• _AVAILABLE DATA_

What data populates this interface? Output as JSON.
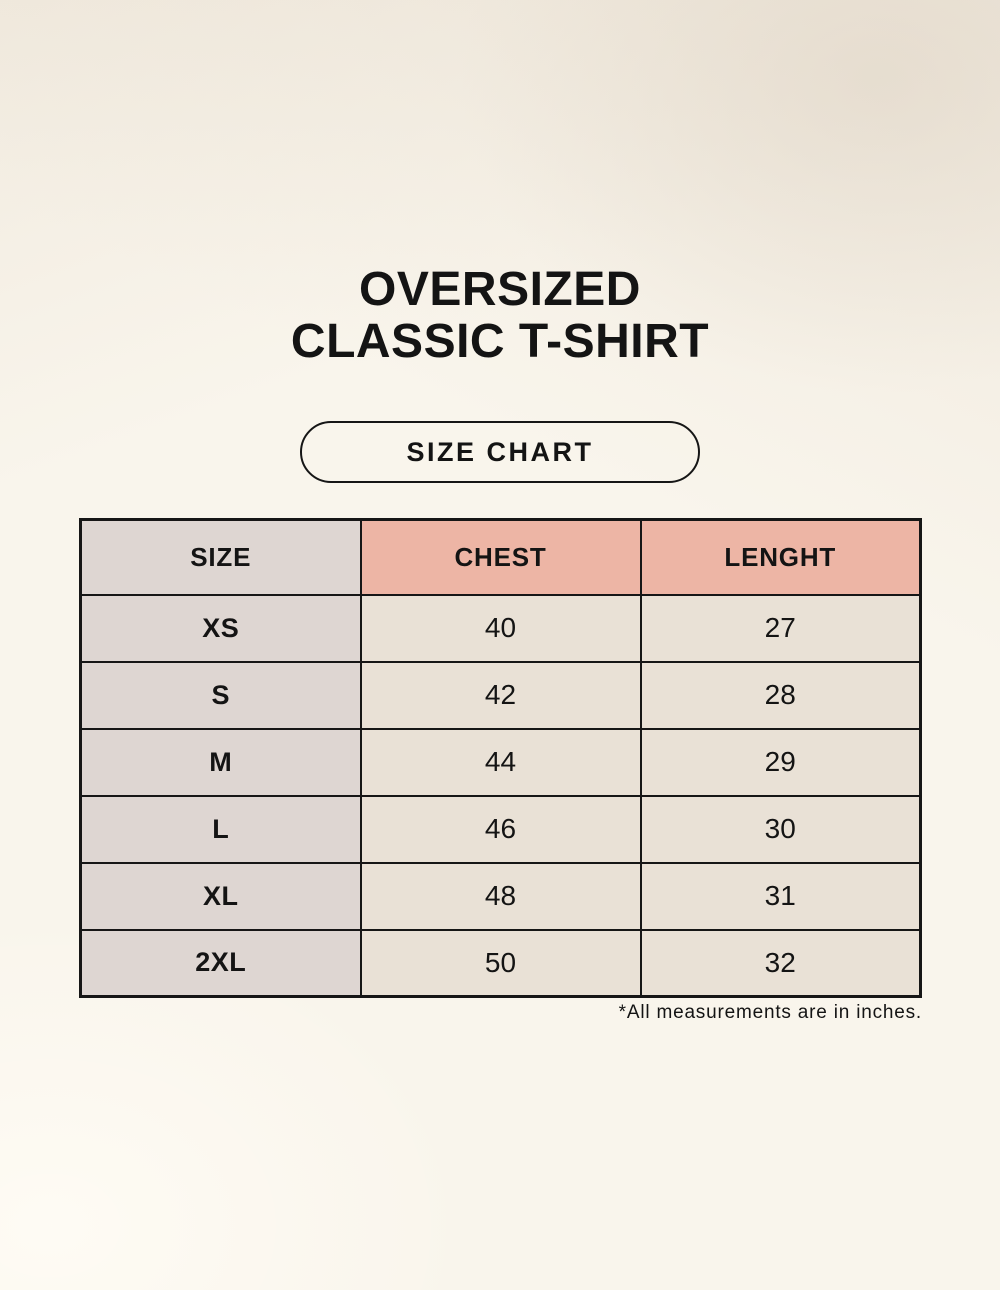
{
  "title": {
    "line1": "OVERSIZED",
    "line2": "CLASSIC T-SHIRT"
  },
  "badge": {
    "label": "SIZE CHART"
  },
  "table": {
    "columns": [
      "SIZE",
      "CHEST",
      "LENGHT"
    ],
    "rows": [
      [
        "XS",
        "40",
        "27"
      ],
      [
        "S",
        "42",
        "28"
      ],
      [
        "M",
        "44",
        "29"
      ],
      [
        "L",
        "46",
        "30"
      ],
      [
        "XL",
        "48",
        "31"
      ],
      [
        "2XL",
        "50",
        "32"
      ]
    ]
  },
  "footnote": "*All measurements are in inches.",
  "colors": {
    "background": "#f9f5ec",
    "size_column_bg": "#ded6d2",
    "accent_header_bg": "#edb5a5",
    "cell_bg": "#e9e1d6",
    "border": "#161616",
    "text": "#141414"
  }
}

--

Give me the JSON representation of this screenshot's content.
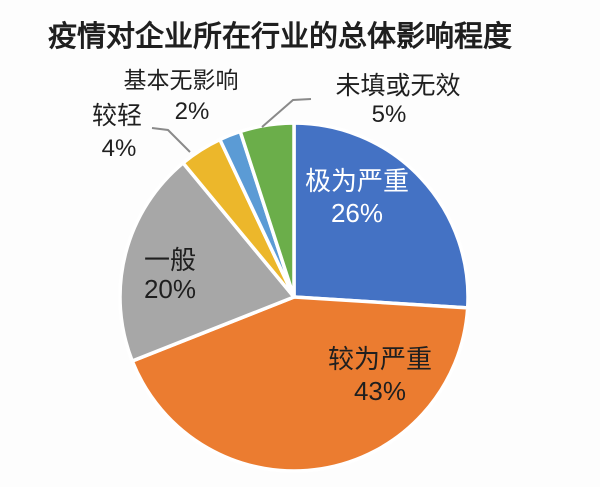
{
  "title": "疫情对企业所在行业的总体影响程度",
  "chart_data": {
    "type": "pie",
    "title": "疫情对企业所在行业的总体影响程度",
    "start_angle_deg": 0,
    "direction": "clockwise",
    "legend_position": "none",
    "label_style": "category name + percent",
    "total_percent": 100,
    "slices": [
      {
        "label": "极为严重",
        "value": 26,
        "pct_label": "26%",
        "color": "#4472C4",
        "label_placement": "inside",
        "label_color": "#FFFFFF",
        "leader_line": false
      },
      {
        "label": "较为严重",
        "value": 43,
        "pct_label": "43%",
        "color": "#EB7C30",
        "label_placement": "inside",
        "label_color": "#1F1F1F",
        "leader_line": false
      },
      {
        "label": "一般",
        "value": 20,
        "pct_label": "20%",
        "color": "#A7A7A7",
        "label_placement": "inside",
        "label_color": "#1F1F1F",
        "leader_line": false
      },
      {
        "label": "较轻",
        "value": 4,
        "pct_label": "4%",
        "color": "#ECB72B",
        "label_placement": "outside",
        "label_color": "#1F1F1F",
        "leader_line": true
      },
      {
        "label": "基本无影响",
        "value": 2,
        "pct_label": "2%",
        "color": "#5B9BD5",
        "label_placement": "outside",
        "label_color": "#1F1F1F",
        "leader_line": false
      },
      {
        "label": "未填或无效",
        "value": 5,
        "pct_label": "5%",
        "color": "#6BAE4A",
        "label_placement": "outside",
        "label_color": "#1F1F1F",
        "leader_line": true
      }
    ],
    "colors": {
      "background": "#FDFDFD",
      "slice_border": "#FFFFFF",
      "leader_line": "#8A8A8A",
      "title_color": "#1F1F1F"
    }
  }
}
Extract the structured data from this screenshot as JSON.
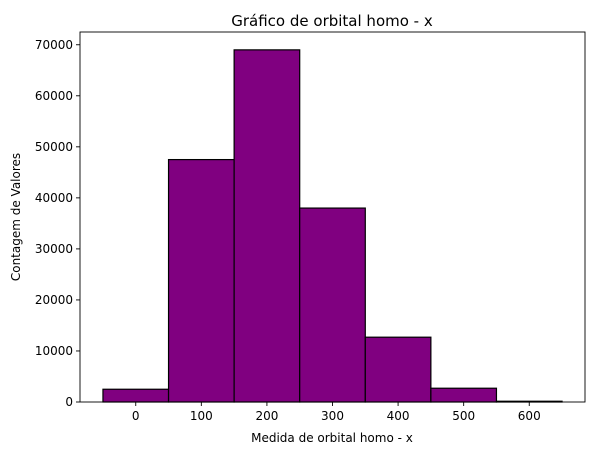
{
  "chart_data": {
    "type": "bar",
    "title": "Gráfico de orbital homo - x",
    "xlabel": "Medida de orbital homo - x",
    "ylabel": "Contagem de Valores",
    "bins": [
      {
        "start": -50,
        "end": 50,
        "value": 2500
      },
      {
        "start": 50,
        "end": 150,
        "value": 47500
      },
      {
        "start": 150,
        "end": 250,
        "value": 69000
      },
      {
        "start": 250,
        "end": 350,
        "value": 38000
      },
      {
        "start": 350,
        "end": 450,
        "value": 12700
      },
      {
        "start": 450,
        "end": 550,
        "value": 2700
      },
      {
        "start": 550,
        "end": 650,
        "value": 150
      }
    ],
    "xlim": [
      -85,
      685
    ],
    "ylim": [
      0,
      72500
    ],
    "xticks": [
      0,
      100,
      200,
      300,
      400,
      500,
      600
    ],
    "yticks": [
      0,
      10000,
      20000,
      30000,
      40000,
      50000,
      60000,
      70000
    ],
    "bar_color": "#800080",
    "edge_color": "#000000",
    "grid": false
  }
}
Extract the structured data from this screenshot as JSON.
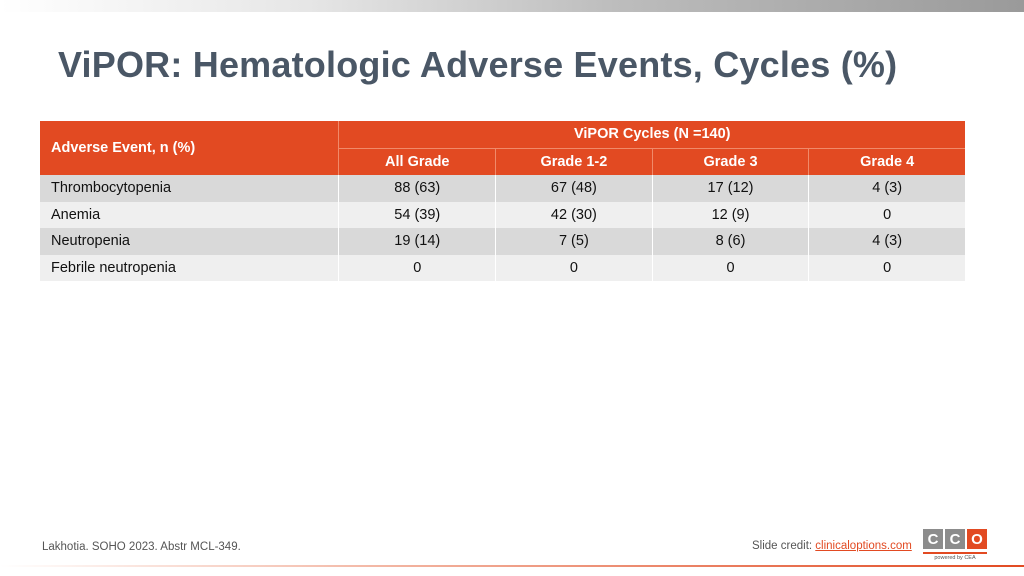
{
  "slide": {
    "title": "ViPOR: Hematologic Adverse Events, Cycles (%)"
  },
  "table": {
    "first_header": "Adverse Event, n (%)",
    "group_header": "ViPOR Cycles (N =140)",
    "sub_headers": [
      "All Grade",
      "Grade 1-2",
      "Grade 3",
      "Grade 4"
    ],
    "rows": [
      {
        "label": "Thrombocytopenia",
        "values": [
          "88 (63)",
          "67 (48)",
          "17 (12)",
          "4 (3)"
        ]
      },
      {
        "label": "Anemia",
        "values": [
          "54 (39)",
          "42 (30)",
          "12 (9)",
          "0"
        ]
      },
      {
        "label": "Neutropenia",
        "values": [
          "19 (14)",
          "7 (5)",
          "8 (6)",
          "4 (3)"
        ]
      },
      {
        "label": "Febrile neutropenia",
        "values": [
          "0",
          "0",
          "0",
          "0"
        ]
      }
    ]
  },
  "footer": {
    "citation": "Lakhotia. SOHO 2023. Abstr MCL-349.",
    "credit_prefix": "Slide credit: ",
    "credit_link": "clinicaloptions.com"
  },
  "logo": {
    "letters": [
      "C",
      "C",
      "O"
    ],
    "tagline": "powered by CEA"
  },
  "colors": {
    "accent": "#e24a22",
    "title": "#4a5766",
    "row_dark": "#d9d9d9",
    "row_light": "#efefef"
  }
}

* * *

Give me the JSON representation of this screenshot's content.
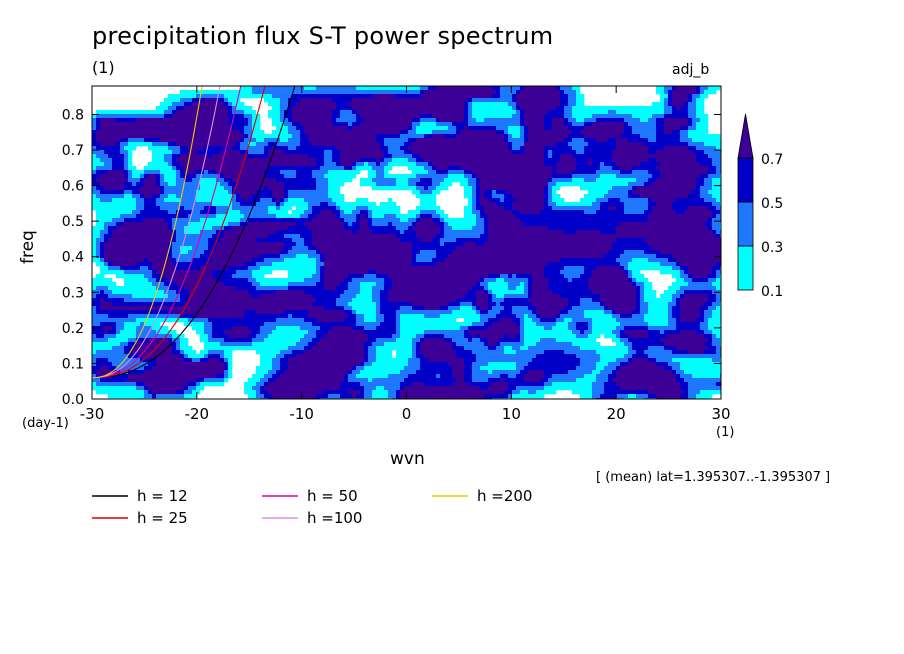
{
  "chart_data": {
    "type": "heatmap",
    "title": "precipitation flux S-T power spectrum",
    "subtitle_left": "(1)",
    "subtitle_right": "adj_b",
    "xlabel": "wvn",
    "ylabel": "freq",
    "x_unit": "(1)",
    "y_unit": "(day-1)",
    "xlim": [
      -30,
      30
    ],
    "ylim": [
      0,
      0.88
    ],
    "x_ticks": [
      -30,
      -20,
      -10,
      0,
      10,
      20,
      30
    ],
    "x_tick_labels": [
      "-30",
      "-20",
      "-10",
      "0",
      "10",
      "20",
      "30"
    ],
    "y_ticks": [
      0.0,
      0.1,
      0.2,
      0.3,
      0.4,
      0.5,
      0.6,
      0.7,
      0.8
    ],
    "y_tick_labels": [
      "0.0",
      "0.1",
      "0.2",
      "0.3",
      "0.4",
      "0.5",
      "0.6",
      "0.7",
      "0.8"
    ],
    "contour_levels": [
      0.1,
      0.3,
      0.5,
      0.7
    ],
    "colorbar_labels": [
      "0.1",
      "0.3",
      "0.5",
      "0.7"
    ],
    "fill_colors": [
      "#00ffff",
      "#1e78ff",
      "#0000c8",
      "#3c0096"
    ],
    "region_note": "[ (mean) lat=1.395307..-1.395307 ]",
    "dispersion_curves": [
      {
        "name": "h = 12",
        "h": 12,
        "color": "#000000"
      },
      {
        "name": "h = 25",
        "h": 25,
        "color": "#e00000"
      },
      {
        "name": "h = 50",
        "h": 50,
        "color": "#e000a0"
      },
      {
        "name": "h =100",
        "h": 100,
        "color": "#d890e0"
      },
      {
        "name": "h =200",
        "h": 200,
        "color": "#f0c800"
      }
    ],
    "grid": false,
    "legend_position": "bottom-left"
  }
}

• _EXERCISE BRIEF_
Tally the lines above that contain the word "orbital", and reply with only the number.

• _CORRECT RESULT_
2